DIRECTIONS FOR THIS TASK: In the lines below, find how many contain the word "marker" and report that figure alone.

DATA ROWS:

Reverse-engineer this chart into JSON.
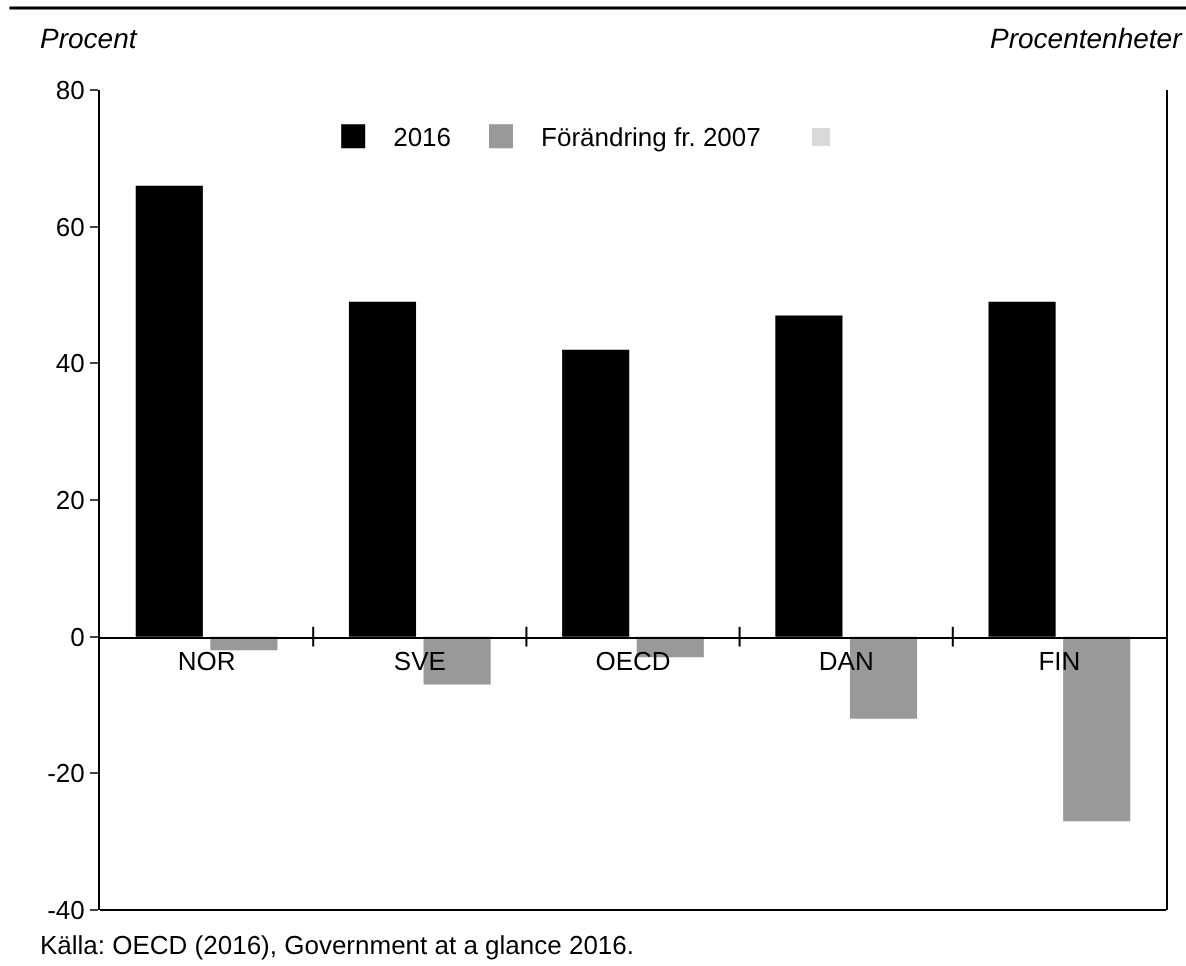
{
  "chart_data": {
    "type": "bar",
    "ylabel": "Procent",
    "y2label": "Procentenheter",
    "categories": [
      "NOR",
      "SVE",
      "OECD",
      "DAN",
      "FIN"
    ],
    "series": [
      {
        "name": "2016",
        "color": "#000000",
        "values": [
          66,
          49,
          42,
          47,
          49
        ]
      },
      {
        "name": "Förändring fr. 2007",
        "color": "#999999",
        "values": [
          -2,
          -7,
          -3,
          -12,
          -27
        ]
      }
    ],
    "ylim": [
      -40,
      80
    ],
    "yticks": [
      -40,
      -20,
      0,
      20,
      40,
      60,
      80
    ],
    "grid": false,
    "legend": "top",
    "annotations": [
      "Källa: OECD (2016), Government at a glance 2016."
    ]
  }
}
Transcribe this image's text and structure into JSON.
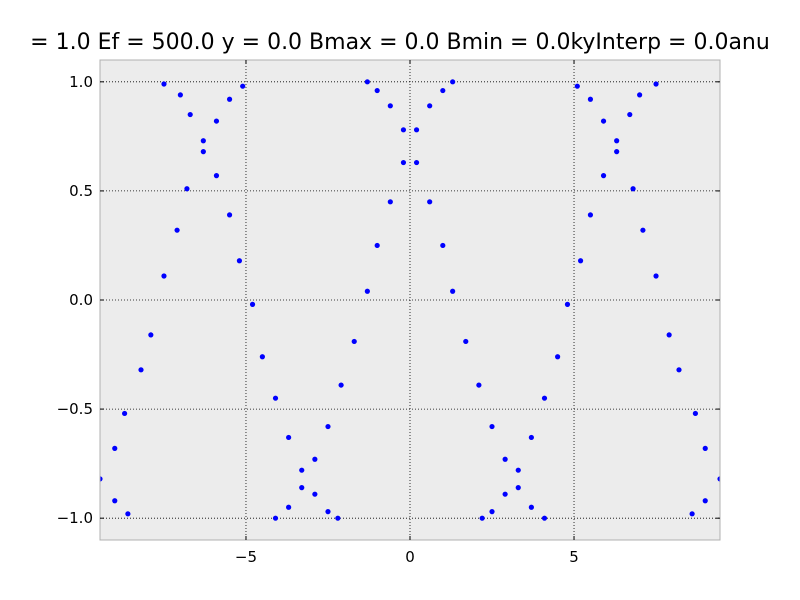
{
  "chart_data": {
    "type": "scatter",
    "title": "= 1.0 Ef = 500.0 y = 0.0 Bmax = 0.0 Bmin = 0.0kyInterp = 0.0anu",
    "xlabel": "",
    "ylabel": "",
    "xlim": [
      -9.45,
      9.45
    ],
    "ylim": [
      -1.1,
      1.1
    ],
    "xticks": [
      -5,
      0,
      5
    ],
    "xtick_labels": [
      "−5",
      "0",
      "5"
    ],
    "yticks": [
      -1.0,
      -0.5,
      0.0,
      0.5,
      1.0
    ],
    "ytick_labels": [
      "−1.0",
      "−0.5",
      "0.0",
      "0.5",
      "1.0"
    ],
    "grid": true,
    "background_color": "#ececec",
    "series": [
      {
        "color": "#0000ff",
        "points": [
          [
            -7.5,
            0.99
          ],
          [
            -7.0,
            0.94
          ],
          [
            -6.7,
            0.85
          ],
          [
            -6.3,
            0.73
          ],
          [
            -6.3,
            0.68
          ],
          [
            -6.8,
            0.51
          ],
          [
            -7.1,
            0.32
          ],
          [
            -7.5,
            0.11
          ],
          [
            -7.9,
            -0.16
          ],
          [
            -8.2,
            -0.32
          ],
          [
            -8.7,
            -0.52
          ],
          [
            -9.0,
            -0.68
          ],
          [
            -9.45,
            -0.82
          ],
          [
            -9.0,
            -0.92
          ],
          [
            -8.6,
            -0.98
          ],
          [
            -5.1,
            0.98
          ],
          [
            -5.5,
            0.92
          ],
          [
            -5.9,
            0.82
          ],
          [
            -5.9,
            0.57
          ],
          [
            -5.5,
            0.39
          ],
          [
            -5.2,
            0.18
          ],
          [
            -4.8,
            -0.02
          ],
          [
            -4.5,
            -0.26
          ],
          [
            -4.1,
            -0.45
          ],
          [
            -3.7,
            -0.63
          ],
          [
            -3.3,
            -0.78
          ],
          [
            -3.3,
            -0.86
          ],
          [
            -3.7,
            -0.95
          ],
          [
            -4.1,
            -1.0
          ],
          [
            -2.9,
            -0.73
          ],
          [
            -2.9,
            -0.89
          ],
          [
            -2.5,
            -0.97
          ],
          [
            -2.2,
            -1.0
          ],
          [
            -2.5,
            -0.58
          ],
          [
            -2.1,
            -0.39
          ],
          [
            -1.7,
            -0.19
          ],
          [
            -1.3,
            0.04
          ],
          [
            -1.0,
            0.25
          ],
          [
            -0.6,
            0.45
          ],
          [
            -0.2,
            0.63
          ],
          [
            -0.2,
            0.78
          ],
          [
            -0.6,
            0.89
          ],
          [
            -1.0,
            0.96
          ],
          [
            -1.3,
            1.0
          ],
          [
            0.2,
            0.78
          ],
          [
            0.2,
            0.63
          ],
          [
            0.6,
            0.89
          ],
          [
            1.0,
            0.96
          ],
          [
            1.3,
            1.0
          ],
          [
            0.6,
            0.45
          ],
          [
            1.0,
            0.25
          ],
          [
            1.3,
            0.04
          ],
          [
            1.7,
            -0.19
          ],
          [
            2.1,
            -0.39
          ],
          [
            2.5,
            -0.58
          ],
          [
            2.9,
            -0.73
          ],
          [
            2.9,
            -0.89
          ],
          [
            2.5,
            -0.97
          ],
          [
            2.2,
            -1.0
          ],
          [
            3.3,
            -0.78
          ],
          [
            3.3,
            -0.86
          ],
          [
            3.7,
            -0.63
          ],
          [
            3.7,
            -0.95
          ],
          [
            4.1,
            -0.45
          ],
          [
            4.1,
            -1.0
          ],
          [
            4.5,
            -0.26
          ],
          [
            4.8,
            -0.02
          ],
          [
            5.2,
            0.18
          ],
          [
            5.5,
            0.39
          ],
          [
            5.9,
            0.57
          ],
          [
            5.9,
            0.82
          ],
          [
            5.5,
            0.92
          ],
          [
            5.1,
            0.98
          ],
          [
            6.3,
            0.73
          ],
          [
            6.3,
            0.68
          ],
          [
            6.7,
            0.85
          ],
          [
            7.0,
            0.94
          ],
          [
            7.5,
            0.99
          ],
          [
            6.8,
            0.51
          ],
          [
            7.1,
            0.32
          ],
          [
            7.5,
            0.11
          ],
          [
            7.9,
            -0.16
          ],
          [
            8.2,
            -0.32
          ],
          [
            8.7,
            -0.52
          ],
          [
            9.0,
            -0.68
          ],
          [
            9.45,
            -0.82
          ],
          [
            9.0,
            -0.92
          ],
          [
            8.6,
            -0.98
          ]
        ]
      }
    ]
  }
}
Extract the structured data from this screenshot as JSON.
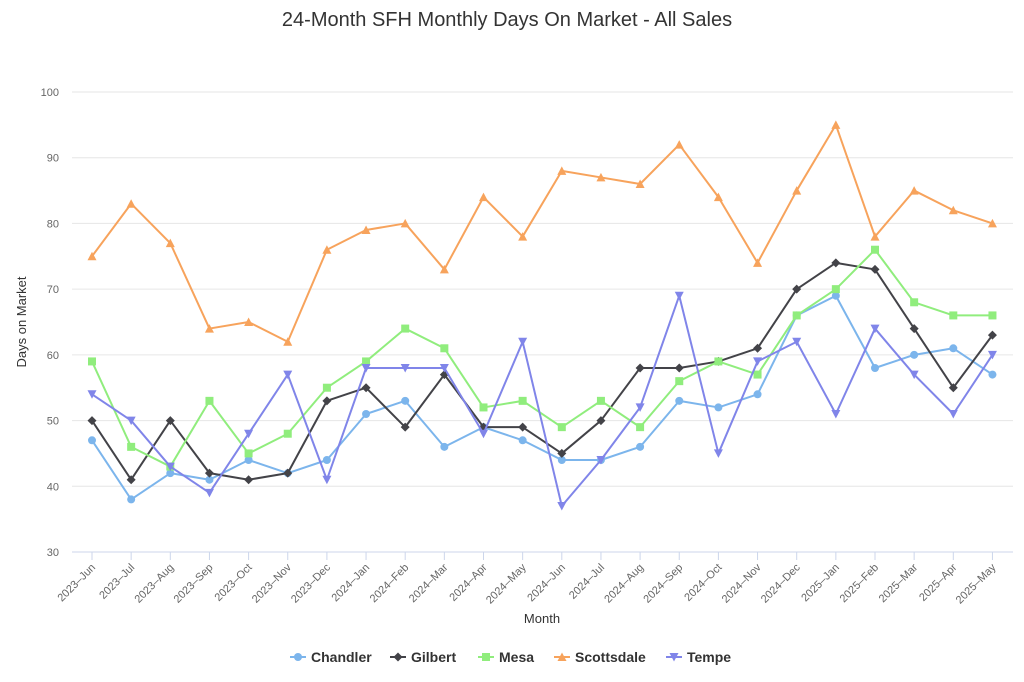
{
  "chart_data": {
    "type": "line",
    "title": "24-Month SFH Monthly Days On Market - All Sales",
    "xlabel": "Month",
    "ylabel": "Days on Market",
    "ylim": [
      30,
      100
    ],
    "yticks": [
      "30",
      "40",
      "50",
      "60",
      "70",
      "80",
      "90",
      "100"
    ],
    "grid": true,
    "legend_position": "bottom",
    "categories": [
      "2023–Jun",
      "2023–Jul",
      "2023–Aug",
      "2023–Sep",
      "2023–Oct",
      "2023–Nov",
      "2023–Dec",
      "2024–Jan",
      "2024–Feb",
      "2024–Mar",
      "2024–Apr",
      "2024–May",
      "2024–Jun",
      "2024–Jul",
      "2024–Aug",
      "2024–Sep",
      "2024–Oct",
      "2024–Nov",
      "2024–Dec",
      "2025–Jan",
      "2025–Feb",
      "2025–Mar",
      "2025–Apr",
      "2025–May"
    ],
    "series": [
      {
        "name": "Chandler",
        "color": "#7cb5ec",
        "marker": "circle",
        "values": [
          47,
          38,
          42,
          41,
          44,
          42,
          44,
          51,
          53,
          46,
          49,
          47,
          44,
          44,
          46,
          53,
          52,
          54,
          66,
          69,
          58,
          60,
          61,
          57
        ]
      },
      {
        "name": "Gilbert",
        "color": "#434348",
        "marker": "diamond",
        "values": [
          50,
          41,
          50,
          42,
          41,
          42,
          53,
          55,
          49,
          57,
          49,
          49,
          45,
          50,
          58,
          58,
          59,
          61,
          70,
          74,
          73,
          64,
          55,
          63
        ]
      },
      {
        "name": "Mesa",
        "color": "#90ed7d",
        "marker": "square",
        "values": [
          59,
          46,
          43,
          53,
          45,
          48,
          55,
          59,
          64,
          61,
          52,
          53,
          49,
          53,
          49,
          56,
          59,
          57,
          66,
          70,
          76,
          68,
          66,
          66
        ]
      },
      {
        "name": "Scottsdale",
        "color": "#f7a35c",
        "marker": "triangle",
        "values": [
          75,
          83,
          77,
          64,
          65,
          62,
          76,
          79,
          80,
          73,
          84,
          78,
          88,
          87,
          86,
          92,
          84,
          74,
          85,
          95,
          78,
          85,
          82,
          80
        ]
      },
      {
        "name": "Tempe",
        "color": "#8085e9",
        "marker": "triangle-down",
        "values": [
          54,
          50,
          43,
          39,
          48,
          57,
          41,
          58,
          58,
          58,
          48,
          62,
          37,
          44,
          52,
          69,
          45,
          59,
          62,
          51,
          64,
          57,
          51,
          60
        ]
      }
    ]
  }
}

ANSWER TO THE TASK: 5